## Record extracts
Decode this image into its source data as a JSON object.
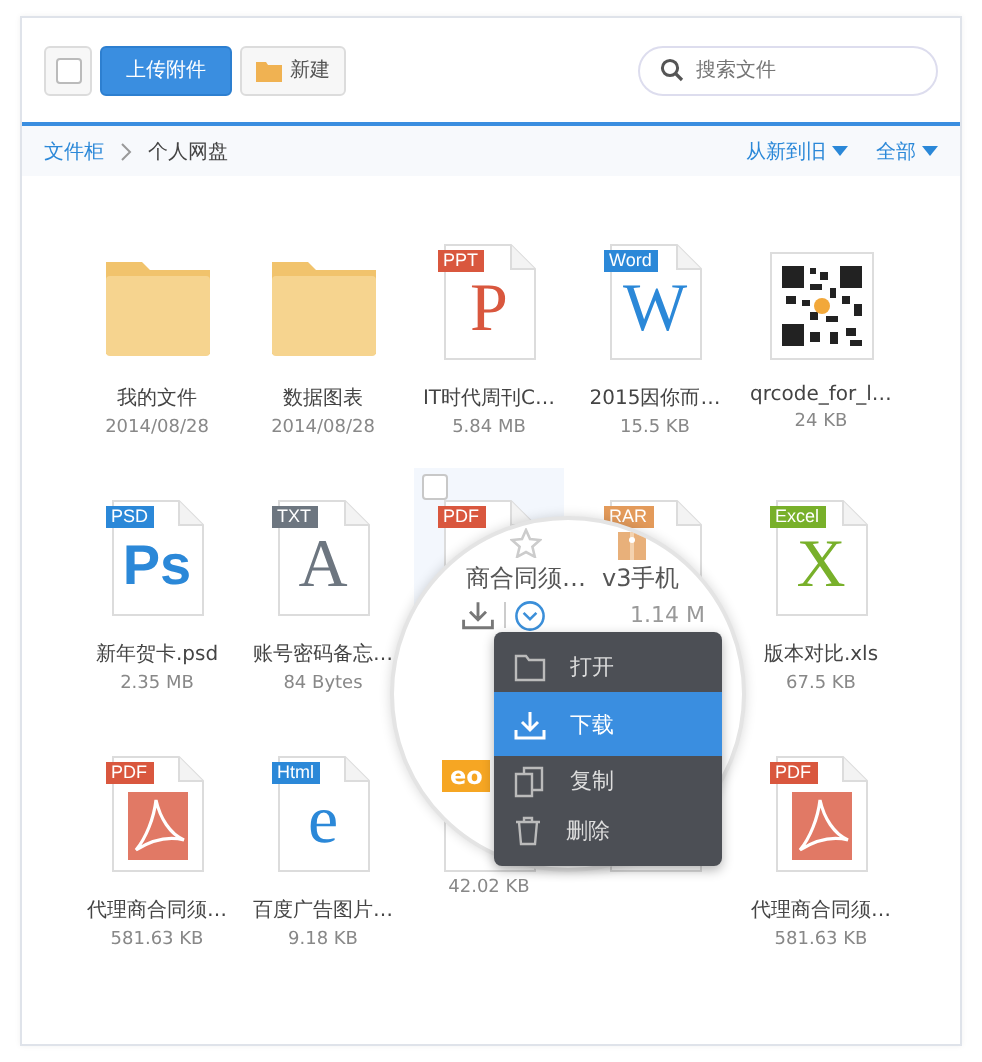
{
  "toolbar": {
    "select_all": {
      "checked": false
    },
    "upload_button": "上传附件",
    "new_button": "新建",
    "search": {
      "placeholder": "搜索文件"
    }
  },
  "breadcrumb": [
    "文件柜",
    "个人网盘"
  ],
  "sort": "从新到旧",
  "filter": "全部",
  "files": [
    {
      "kind": "folder",
      "highlighted": false,
      "name": "我的文件",
      "meta": "2014/08/28"
    },
    {
      "kind": "folder",
      "highlighted": false,
      "name": "数据图表",
      "meta": "2014/08/28"
    },
    {
      "kind": "letter",
      "highlighted": false,
      "tag": "PPT",
      "color": "#d9573e",
      "glyph": "P",
      "name": "IT时代周刊C…",
      "meta": "5.84 MB"
    },
    {
      "kind": "letter",
      "highlighted": false,
      "tag": "Word",
      "color": "#2b88d8",
      "glyph": "W",
      "name": "2015因你而…",
      "meta": "15.5 KB"
    },
    {
      "kind": "qr",
      "highlighted": false,
      "name": "qrcode_for_l…",
      "meta": "24 KB"
    },
    {
      "kind": "letter",
      "highlighted": false,
      "tag": "PSD",
      "color": "#2b88d8",
      "glyph": "Ps",
      "name": "新年贺卡.psd",
      "meta": "2.35 MB"
    },
    {
      "kind": "letter",
      "highlighted": false,
      "tag": "TXT",
      "color": "#6d7680",
      "glyph": "A",
      "name": "账号密码备忘…",
      "meta": "84 Bytes"
    },
    {
      "kind": "blank",
      "highlighted": true,
      "tag": "PDF",
      "color": "#d9573e"
    },
    {
      "kind": "blank",
      "highlighted": false,
      "tag": "RAR",
      "color": "#e39a5a"
    },
    {
      "kind": "letter",
      "highlighted": false,
      "tag": "Excel",
      "color": "#78b02a",
      "glyph": "X",
      "name": "版本对比.xls",
      "meta": "67.5 KB"
    },
    {
      "kind": "acrobat",
      "highlighted": false,
      "tag": "PDF",
      "color": "#d9573e",
      "name": "代理商合同须…",
      "meta": "581.63 KB"
    },
    {
      "kind": "letter",
      "highlighted": false,
      "tag": "Html",
      "color": "#2b88d8",
      "glyph": "e",
      "name": "百度广告图片…",
      "meta": "9.18 KB"
    },
    {
      "kind": "blank",
      "highlighted": false,
      "meta": "42.02 KB"
    },
    {
      "kind": "blank",
      "highlighted": false
    },
    {
      "kind": "acrobat",
      "highlighted": false,
      "tag": "PDF",
      "color": "#d9573e",
      "name": "代理商合同须…",
      "meta": "581.63 KB"
    }
  ],
  "magnifier": {
    "names": [
      "商合同须…",
      "v3手机"
    ],
    "size": "1.14 M",
    "video_tag": "eo"
  },
  "menu": [
    {
      "kind": "open",
      "label": "打开",
      "selected": false
    },
    {
      "kind": "download",
      "label": "下载",
      "selected": true
    },
    {
      "kind": "copy",
      "label": "复制",
      "selected": false
    },
    {
      "kind": "delete",
      "label": "删除",
      "selected": false
    }
  ]
}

## Set problem
Without the pictures, restate each entry exactly.

## Response
Decode this image into its source data as a JSON object.
{
  "toolbar": {
    "select_all": {
      "checked": false
    },
    "upload_button": "上传附件",
    "new_button": "新建",
    "search": {
      "placeholder": "搜索文件"
    }
  },
  "breadcrumb": [
    "文件柜",
    "个人网盘"
  ],
  "sort": "从新到旧",
  "filter": "全部",
  "files": [
    {
      "kind": "folder",
      "highlighted": false,
      "name": "我的文件",
      "meta": "2014/08/28"
    },
    {
      "kind": "folder",
      "highlighted": false,
      "name": "数据图表",
      "meta": "2014/08/28"
    },
    {
      "kind": "letter",
      "highlighted": false,
      "tag": "PPT",
      "color": "#d9573e",
      "glyph": "P",
      "name": "IT时代周刊C…",
      "meta": "5.84 MB"
    },
    {
      "kind": "letter",
      "highlighted": false,
      "tag": "Word",
      "color": "#2b88d8",
      "glyph": "W",
      "name": "2015因你而…",
      "meta": "15.5 KB"
    },
    {
      "kind": "qr",
      "highlighted": false,
      "name": "qrcode_for_l…",
      "meta": "24 KB"
    },
    {
      "kind": "letter",
      "highlighted": false,
      "tag": "PSD",
      "color": "#2b88d8",
      "glyph": "Ps",
      "name": "新年贺卡.psd",
      "meta": "2.35 MB"
    },
    {
      "kind": "letter",
      "highlighted": false,
      "tag": "TXT",
      "color": "#6d7680",
      "glyph": "A",
      "name": "账号密码备忘…",
      "meta": "84 Bytes"
    },
    {
      "kind": "blank",
      "highlighted": true,
      "tag": "PDF",
      "color": "#d9573e"
    },
    {
      "kind": "blank",
      "highlighted": false,
      "tag": "RAR",
      "color": "#e39a5a"
    },
    {
      "kind": "letter",
      "highlighted": false,
      "tag": "Excel",
      "color": "#78b02a",
      "glyph": "X",
      "name": "版本对比.xls",
      "meta": "67.5 KB"
    },
    {
      "kind": "acrobat",
      "highlighted": false,
      "tag": "PDF",
      "color": "#d9573e",
      "name": "代理商合同须…",
      "meta": "581.63 KB"
    },
    {
      "kind": "letter",
      "highlighted": false,
      "tag": "Html",
      "color": "#2b88d8",
      "glyph": "e",
      "name": "百度广告图片…",
      "meta": "9.18 KB"
    },
    {
      "kind": "blank",
      "highlighted": false,
      "meta": "42.02 KB"
    },
    {
      "kind": "blank",
      "highlighted": false
    },
    {
      "kind": "acrobat",
      "highlighted": false,
      "tag": "PDF",
      "color": "#d9573e",
      "name": "代理商合同须…",
      "meta": "581.63 KB"
    }
  ],
  "magnifier": {
    "names": [
      "商合同须…",
      "v3手机"
    ],
    "size": "1.14 M",
    "video_tag": "eo"
  },
  "menu": [
    {
      "kind": "open",
      "label": "打开",
      "selected": false
    },
    {
      "kind": "download",
      "label": "下载",
      "selected": true
    },
    {
      "kind": "copy",
      "label": "复制",
      "selected": false
    },
    {
      "kind": "delete",
      "label": "删除",
      "selected": false
    }
  ]
}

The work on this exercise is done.